[TASK DIRECTIONS]: Your task is to output the listing word for word, with pictures excluded.

──────── RAW RECORDS

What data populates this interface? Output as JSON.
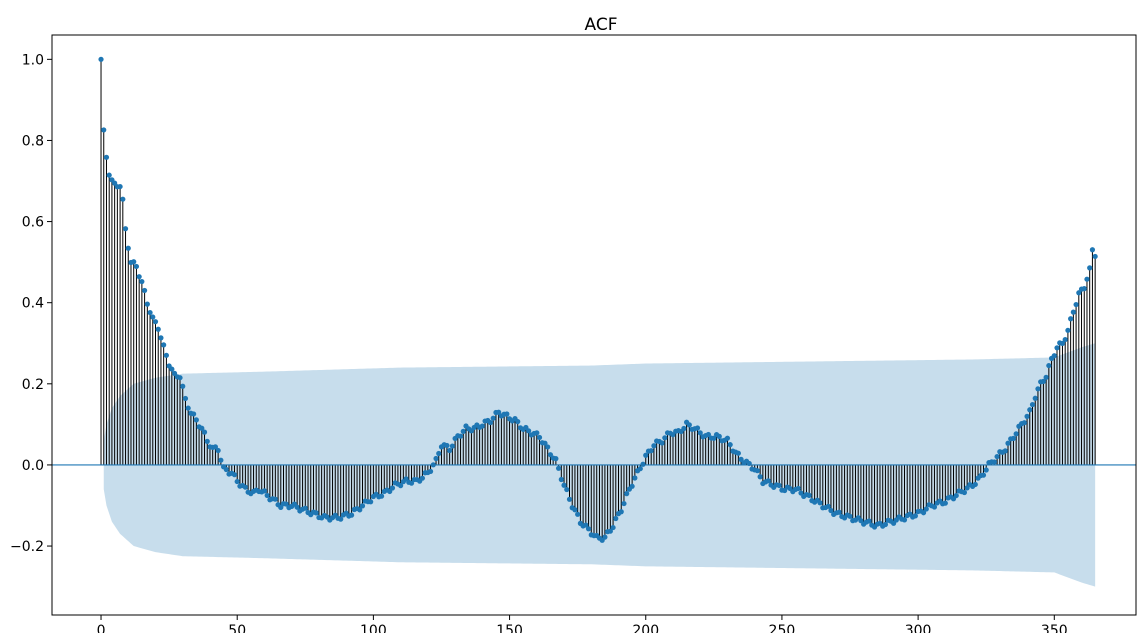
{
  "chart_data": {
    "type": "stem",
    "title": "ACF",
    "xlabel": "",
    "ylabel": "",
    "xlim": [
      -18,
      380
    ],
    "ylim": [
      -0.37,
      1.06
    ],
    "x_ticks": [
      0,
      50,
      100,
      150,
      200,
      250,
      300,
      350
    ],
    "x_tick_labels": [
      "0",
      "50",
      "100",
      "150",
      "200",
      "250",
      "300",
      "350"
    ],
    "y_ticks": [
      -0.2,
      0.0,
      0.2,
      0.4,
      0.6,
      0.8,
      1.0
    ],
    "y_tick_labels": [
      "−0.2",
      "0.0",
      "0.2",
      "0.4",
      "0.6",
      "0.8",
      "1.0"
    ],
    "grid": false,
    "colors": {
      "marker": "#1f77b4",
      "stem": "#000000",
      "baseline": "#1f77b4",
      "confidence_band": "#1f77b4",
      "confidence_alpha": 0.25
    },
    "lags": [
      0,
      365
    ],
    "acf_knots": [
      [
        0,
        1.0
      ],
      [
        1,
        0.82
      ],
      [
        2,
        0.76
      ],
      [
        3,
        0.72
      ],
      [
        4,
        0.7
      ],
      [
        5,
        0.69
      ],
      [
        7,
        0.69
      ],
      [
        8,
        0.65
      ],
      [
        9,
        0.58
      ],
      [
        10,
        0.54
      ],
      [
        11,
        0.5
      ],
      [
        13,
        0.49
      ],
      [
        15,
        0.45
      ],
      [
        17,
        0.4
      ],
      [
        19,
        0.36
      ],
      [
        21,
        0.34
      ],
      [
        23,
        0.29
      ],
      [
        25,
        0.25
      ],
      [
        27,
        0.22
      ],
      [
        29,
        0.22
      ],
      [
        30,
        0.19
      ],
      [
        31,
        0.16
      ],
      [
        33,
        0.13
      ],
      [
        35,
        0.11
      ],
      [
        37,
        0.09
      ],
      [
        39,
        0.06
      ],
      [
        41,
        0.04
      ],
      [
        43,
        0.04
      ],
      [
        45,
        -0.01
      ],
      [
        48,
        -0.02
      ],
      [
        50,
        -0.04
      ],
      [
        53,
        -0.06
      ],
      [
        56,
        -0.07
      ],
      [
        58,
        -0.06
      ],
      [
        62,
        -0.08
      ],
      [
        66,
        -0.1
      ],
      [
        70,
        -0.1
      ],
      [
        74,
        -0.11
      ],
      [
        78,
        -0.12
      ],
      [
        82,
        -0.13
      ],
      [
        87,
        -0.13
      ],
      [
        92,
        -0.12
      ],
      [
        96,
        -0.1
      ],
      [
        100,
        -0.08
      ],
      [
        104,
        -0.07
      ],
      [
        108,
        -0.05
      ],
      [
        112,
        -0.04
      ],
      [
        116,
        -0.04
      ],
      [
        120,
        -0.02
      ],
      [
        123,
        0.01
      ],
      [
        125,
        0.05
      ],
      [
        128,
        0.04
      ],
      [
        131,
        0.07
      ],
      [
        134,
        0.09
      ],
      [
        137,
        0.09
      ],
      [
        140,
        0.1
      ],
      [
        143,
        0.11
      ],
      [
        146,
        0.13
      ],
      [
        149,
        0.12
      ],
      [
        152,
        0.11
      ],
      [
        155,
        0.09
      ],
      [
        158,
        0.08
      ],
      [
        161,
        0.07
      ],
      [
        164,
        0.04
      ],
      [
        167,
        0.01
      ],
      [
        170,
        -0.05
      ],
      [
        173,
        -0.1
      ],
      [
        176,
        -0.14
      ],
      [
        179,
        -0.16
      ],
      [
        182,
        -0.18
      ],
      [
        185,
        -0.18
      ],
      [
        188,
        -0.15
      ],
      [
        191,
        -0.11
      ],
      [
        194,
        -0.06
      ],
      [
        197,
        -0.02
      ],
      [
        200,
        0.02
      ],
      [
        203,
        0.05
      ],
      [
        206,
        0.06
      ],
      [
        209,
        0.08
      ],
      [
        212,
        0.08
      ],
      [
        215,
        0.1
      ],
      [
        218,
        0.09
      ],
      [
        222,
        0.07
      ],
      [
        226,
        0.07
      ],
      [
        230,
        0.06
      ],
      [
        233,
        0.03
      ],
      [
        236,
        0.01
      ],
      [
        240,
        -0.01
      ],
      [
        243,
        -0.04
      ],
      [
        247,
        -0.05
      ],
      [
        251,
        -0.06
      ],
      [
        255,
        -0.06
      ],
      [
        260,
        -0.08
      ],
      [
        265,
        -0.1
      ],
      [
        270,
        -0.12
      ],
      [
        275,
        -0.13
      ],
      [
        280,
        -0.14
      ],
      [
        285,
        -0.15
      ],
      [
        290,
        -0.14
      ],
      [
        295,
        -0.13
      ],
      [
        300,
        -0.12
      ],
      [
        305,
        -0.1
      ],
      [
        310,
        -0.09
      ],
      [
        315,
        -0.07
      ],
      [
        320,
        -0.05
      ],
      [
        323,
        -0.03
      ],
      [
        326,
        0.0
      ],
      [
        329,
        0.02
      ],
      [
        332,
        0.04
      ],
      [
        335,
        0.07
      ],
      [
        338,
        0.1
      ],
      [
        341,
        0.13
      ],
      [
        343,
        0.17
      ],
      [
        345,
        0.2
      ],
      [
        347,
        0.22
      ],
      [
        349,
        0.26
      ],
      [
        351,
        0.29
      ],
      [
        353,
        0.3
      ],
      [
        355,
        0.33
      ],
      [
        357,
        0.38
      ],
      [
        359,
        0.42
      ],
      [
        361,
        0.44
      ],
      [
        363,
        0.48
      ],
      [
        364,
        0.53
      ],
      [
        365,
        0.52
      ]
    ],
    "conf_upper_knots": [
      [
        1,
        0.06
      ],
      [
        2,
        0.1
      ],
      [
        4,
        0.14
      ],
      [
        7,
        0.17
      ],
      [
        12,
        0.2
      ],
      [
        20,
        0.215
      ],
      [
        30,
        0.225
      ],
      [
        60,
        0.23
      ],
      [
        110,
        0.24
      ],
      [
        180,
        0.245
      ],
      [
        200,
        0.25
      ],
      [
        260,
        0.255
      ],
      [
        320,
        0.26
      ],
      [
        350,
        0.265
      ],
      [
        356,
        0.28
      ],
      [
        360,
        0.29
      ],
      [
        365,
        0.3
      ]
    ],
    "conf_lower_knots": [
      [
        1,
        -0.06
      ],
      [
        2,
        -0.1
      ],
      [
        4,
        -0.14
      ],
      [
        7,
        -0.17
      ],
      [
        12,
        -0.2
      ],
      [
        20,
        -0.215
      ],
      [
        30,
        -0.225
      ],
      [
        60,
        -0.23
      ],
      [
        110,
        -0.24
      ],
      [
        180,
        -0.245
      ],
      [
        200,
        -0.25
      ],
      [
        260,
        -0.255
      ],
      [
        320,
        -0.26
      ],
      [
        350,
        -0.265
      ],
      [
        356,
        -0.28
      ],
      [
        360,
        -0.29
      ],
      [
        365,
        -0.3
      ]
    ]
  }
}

────────────────

[TASK SOLUTION]:
What data populates this interface? Output as JSON.
{
  "chart_data": {
    "type": "stem",
    "title": "ACF",
    "xlabel": "",
    "ylabel": "",
    "xlim": [
      -18,
      380
    ],
    "ylim": [
      -0.37,
      1.06
    ],
    "x_ticks": [
      0,
      50,
      100,
      150,
      200,
      250,
      300,
      350
    ],
    "x_tick_labels": [
      "0",
      "50",
      "100",
      "150",
      "200",
      "250",
      "300",
      "350"
    ],
    "y_ticks": [
      -0.2,
      0.0,
      0.2,
      0.4,
      0.6,
      0.8,
      1.0
    ],
    "y_tick_labels": [
      "−0.2",
      "0.0",
      "0.2",
      "0.4",
      "0.6",
      "0.8",
      "1.0"
    ],
    "grid": false,
    "colors": {
      "marker": "#1f77b4",
      "stem": "#000000",
      "baseline": "#1f77b4",
      "confidence_band": "#1f77b4",
      "confidence_alpha": 0.25
    },
    "lags": [
      0,
      365
    ],
    "acf_knots": [
      [
        0,
        1.0
      ],
      [
        1,
        0.82
      ],
      [
        2,
        0.76
      ],
      [
        3,
        0.72
      ],
      [
        4,
        0.7
      ],
      [
        5,
        0.69
      ],
      [
        7,
        0.69
      ],
      [
        8,
        0.65
      ],
      [
        9,
        0.58
      ],
      [
        10,
        0.54
      ],
      [
        11,
        0.5
      ],
      [
        13,
        0.49
      ],
      [
        15,
        0.45
      ],
      [
        17,
        0.4
      ],
      [
        19,
        0.36
      ],
      [
        21,
        0.34
      ],
      [
        23,
        0.29
      ],
      [
        25,
        0.25
      ],
      [
        27,
        0.22
      ],
      [
        29,
        0.22
      ],
      [
        30,
        0.19
      ],
      [
        31,
        0.16
      ],
      [
        33,
        0.13
      ],
      [
        35,
        0.11
      ],
      [
        37,
        0.09
      ],
      [
        39,
        0.06
      ],
      [
        41,
        0.04
      ],
      [
        43,
        0.04
      ],
      [
        45,
        -0.01
      ],
      [
        48,
        -0.02
      ],
      [
        50,
        -0.04
      ],
      [
        53,
        -0.06
      ],
      [
        56,
        -0.07
      ],
      [
        58,
        -0.06
      ],
      [
        62,
        -0.08
      ],
      [
        66,
        -0.1
      ],
      [
        70,
        -0.1
      ],
      [
        74,
        -0.11
      ],
      [
        78,
        -0.12
      ],
      [
        82,
        -0.13
      ],
      [
        87,
        -0.13
      ],
      [
        92,
        -0.12
      ],
      [
        96,
        -0.1
      ],
      [
        100,
        -0.08
      ],
      [
        104,
        -0.07
      ],
      [
        108,
        -0.05
      ],
      [
        112,
        -0.04
      ],
      [
        116,
        -0.04
      ],
      [
        120,
        -0.02
      ],
      [
        123,
        0.01
      ],
      [
        125,
        0.05
      ],
      [
        128,
        0.04
      ],
      [
        131,
        0.07
      ],
      [
        134,
        0.09
      ],
      [
        137,
        0.09
      ],
      [
        140,
        0.1
      ],
      [
        143,
        0.11
      ],
      [
        146,
        0.13
      ],
      [
        149,
        0.12
      ],
      [
        152,
        0.11
      ],
      [
        155,
        0.09
      ],
      [
        158,
        0.08
      ],
      [
        161,
        0.07
      ],
      [
        164,
        0.04
      ],
      [
        167,
        0.01
      ],
      [
        170,
        -0.05
      ],
      [
        173,
        -0.1
      ],
      [
        176,
        -0.14
      ],
      [
        179,
        -0.16
      ],
      [
        182,
        -0.18
      ],
      [
        185,
        -0.18
      ],
      [
        188,
        -0.15
      ],
      [
        191,
        -0.11
      ],
      [
        194,
        -0.06
      ],
      [
        197,
        -0.02
      ],
      [
        200,
        0.02
      ],
      [
        203,
        0.05
      ],
      [
        206,
        0.06
      ],
      [
        209,
        0.08
      ],
      [
        212,
        0.08
      ],
      [
        215,
        0.1
      ],
      [
        218,
        0.09
      ],
      [
        222,
        0.07
      ],
      [
        226,
        0.07
      ],
      [
        230,
        0.06
      ],
      [
        233,
        0.03
      ],
      [
        236,
        0.01
      ],
      [
        240,
        -0.01
      ],
      [
        243,
        -0.04
      ],
      [
        247,
        -0.05
      ],
      [
        251,
        -0.06
      ],
      [
        255,
        -0.06
      ],
      [
        260,
        -0.08
      ],
      [
        265,
        -0.1
      ],
      [
        270,
        -0.12
      ],
      [
        275,
        -0.13
      ],
      [
        280,
        -0.14
      ],
      [
        285,
        -0.15
      ],
      [
        290,
        -0.14
      ],
      [
        295,
        -0.13
      ],
      [
        300,
        -0.12
      ],
      [
        305,
        -0.1
      ],
      [
        310,
        -0.09
      ],
      [
        315,
        -0.07
      ],
      [
        320,
        -0.05
      ],
      [
        323,
        -0.03
      ],
      [
        326,
        0.0
      ],
      [
        329,
        0.02
      ],
      [
        332,
        0.04
      ],
      [
        335,
        0.07
      ],
      [
        338,
        0.1
      ],
      [
        341,
        0.13
      ],
      [
        343,
        0.17
      ],
      [
        345,
        0.2
      ],
      [
        347,
        0.22
      ],
      [
        349,
        0.26
      ],
      [
        351,
        0.29
      ],
      [
        353,
        0.3
      ],
      [
        355,
        0.33
      ],
      [
        357,
        0.38
      ],
      [
        359,
        0.42
      ],
      [
        361,
        0.44
      ],
      [
        363,
        0.48
      ],
      [
        364,
        0.53
      ],
      [
        365,
        0.52
      ]
    ],
    "conf_upper_knots": [
      [
        1,
        0.06
      ],
      [
        2,
        0.1
      ],
      [
        4,
        0.14
      ],
      [
        7,
        0.17
      ],
      [
        12,
        0.2
      ],
      [
        20,
        0.215
      ],
      [
        30,
        0.225
      ],
      [
        60,
        0.23
      ],
      [
        110,
        0.24
      ],
      [
        180,
        0.245
      ],
      [
        200,
        0.25
      ],
      [
        260,
        0.255
      ],
      [
        320,
        0.26
      ],
      [
        350,
        0.265
      ],
      [
        356,
        0.28
      ],
      [
        360,
        0.29
      ],
      [
        365,
        0.3
      ]
    ],
    "conf_lower_knots": [
      [
        1,
        -0.06
      ],
      [
        2,
        -0.1
      ],
      [
        4,
        -0.14
      ],
      [
        7,
        -0.17
      ],
      [
        12,
        -0.2
      ],
      [
        20,
        -0.215
      ],
      [
        30,
        -0.225
      ],
      [
        60,
        -0.23
      ],
      [
        110,
        -0.24
      ],
      [
        180,
        -0.245
      ],
      [
        200,
        -0.25
      ],
      [
        260,
        -0.255
      ],
      [
        320,
        -0.26
      ],
      [
        350,
        -0.265
      ],
      [
        356,
        -0.28
      ],
      [
        360,
        -0.29
      ],
      [
        365,
        -0.3
      ]
    ]
  }
}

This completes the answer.